[EXERCISE REQUIREMENTS] Return all of the entries exactly, with nothing added or left out.

[RECORDS FOR THIS TASK]
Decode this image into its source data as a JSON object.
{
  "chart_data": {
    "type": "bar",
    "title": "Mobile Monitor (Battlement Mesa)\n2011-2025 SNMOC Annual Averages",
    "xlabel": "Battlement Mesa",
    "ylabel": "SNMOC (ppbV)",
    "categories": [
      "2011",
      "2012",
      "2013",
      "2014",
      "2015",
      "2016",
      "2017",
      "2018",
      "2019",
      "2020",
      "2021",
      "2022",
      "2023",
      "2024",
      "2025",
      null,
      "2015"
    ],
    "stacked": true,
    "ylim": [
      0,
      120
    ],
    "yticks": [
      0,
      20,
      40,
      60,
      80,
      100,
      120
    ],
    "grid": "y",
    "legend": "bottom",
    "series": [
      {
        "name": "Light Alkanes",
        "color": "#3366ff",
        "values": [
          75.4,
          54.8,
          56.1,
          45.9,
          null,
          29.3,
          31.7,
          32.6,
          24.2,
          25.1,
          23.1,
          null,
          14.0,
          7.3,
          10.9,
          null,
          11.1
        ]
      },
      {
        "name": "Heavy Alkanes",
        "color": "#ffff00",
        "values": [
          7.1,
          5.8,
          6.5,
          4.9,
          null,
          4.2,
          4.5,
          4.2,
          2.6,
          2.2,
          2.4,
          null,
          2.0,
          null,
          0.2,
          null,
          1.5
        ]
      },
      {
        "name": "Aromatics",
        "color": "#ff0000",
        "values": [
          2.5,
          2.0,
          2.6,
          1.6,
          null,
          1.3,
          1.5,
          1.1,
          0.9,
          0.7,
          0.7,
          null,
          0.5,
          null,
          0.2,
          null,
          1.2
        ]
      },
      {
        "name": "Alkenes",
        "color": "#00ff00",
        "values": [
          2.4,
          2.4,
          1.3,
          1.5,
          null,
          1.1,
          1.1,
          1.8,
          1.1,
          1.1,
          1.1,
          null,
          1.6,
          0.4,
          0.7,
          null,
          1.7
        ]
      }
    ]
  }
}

[TASK OUTPUT]
Decode this image into its source data as a JSON object.
{
  "chart_data": {
    "type": "bar",
    "title": "Mobile Monitor (Battlement Mesa)\n2011-2025 SNMOC Annual Averages",
    "xlabel": "Battlement Mesa",
    "ylabel": "SNMOC (ppbV)",
    "categories": [
      "2011",
      "2012",
      "2013",
      "2014",
      "2015",
      "2016",
      "2017",
      "2018",
      "2019",
      "2020",
      "2021",
      "2022",
      "2023",
      "2024",
      "2025",
      null,
      "2015"
    ],
    "stacked": true,
    "ylim": [
      0,
      120
    ],
    "yticks": [
      0,
      20,
      40,
      60,
      80,
      100,
      120
    ],
    "grid": "y",
    "legend": "bottom",
    "series": [
      {
        "name": "Light Alkanes",
        "color": "#3366ff",
        "values": [
          75.4,
          54.8,
          56.1,
          45.9,
          null,
          29.3,
          31.7,
          32.6,
          24.2,
          25.1,
          23.1,
          null,
          14.0,
          7.3,
          10.9,
          null,
          11.1
        ]
      },
      {
        "name": "Heavy Alkanes",
        "color": "#ffff00",
        "values": [
          7.1,
          5.8,
          6.5,
          4.9,
          null,
          4.2,
          4.5,
          4.2,
          2.6,
          2.2,
          2.4,
          null,
          2.0,
          null,
          0.2,
          null,
          1.5
        ]
      },
      {
        "name": "Aromatics",
        "color": "#ff0000",
        "values": [
          2.5,
          2.0,
          2.6,
          1.6,
          null,
          1.3,
          1.5,
          1.1,
          0.9,
          0.7,
          0.7,
          null,
          0.5,
          null,
          0.2,
          null,
          1.2
        ]
      },
      {
        "name": "Alkenes",
        "color": "#00ff00",
        "values": [
          2.4,
          2.4,
          1.3,
          1.5,
          null,
          1.1,
          1.1,
          1.8,
          1.1,
          1.1,
          1.1,
          null,
          1.6,
          0.4,
          0.7,
          null,
          1.7
        ]
      }
    ]
  }
}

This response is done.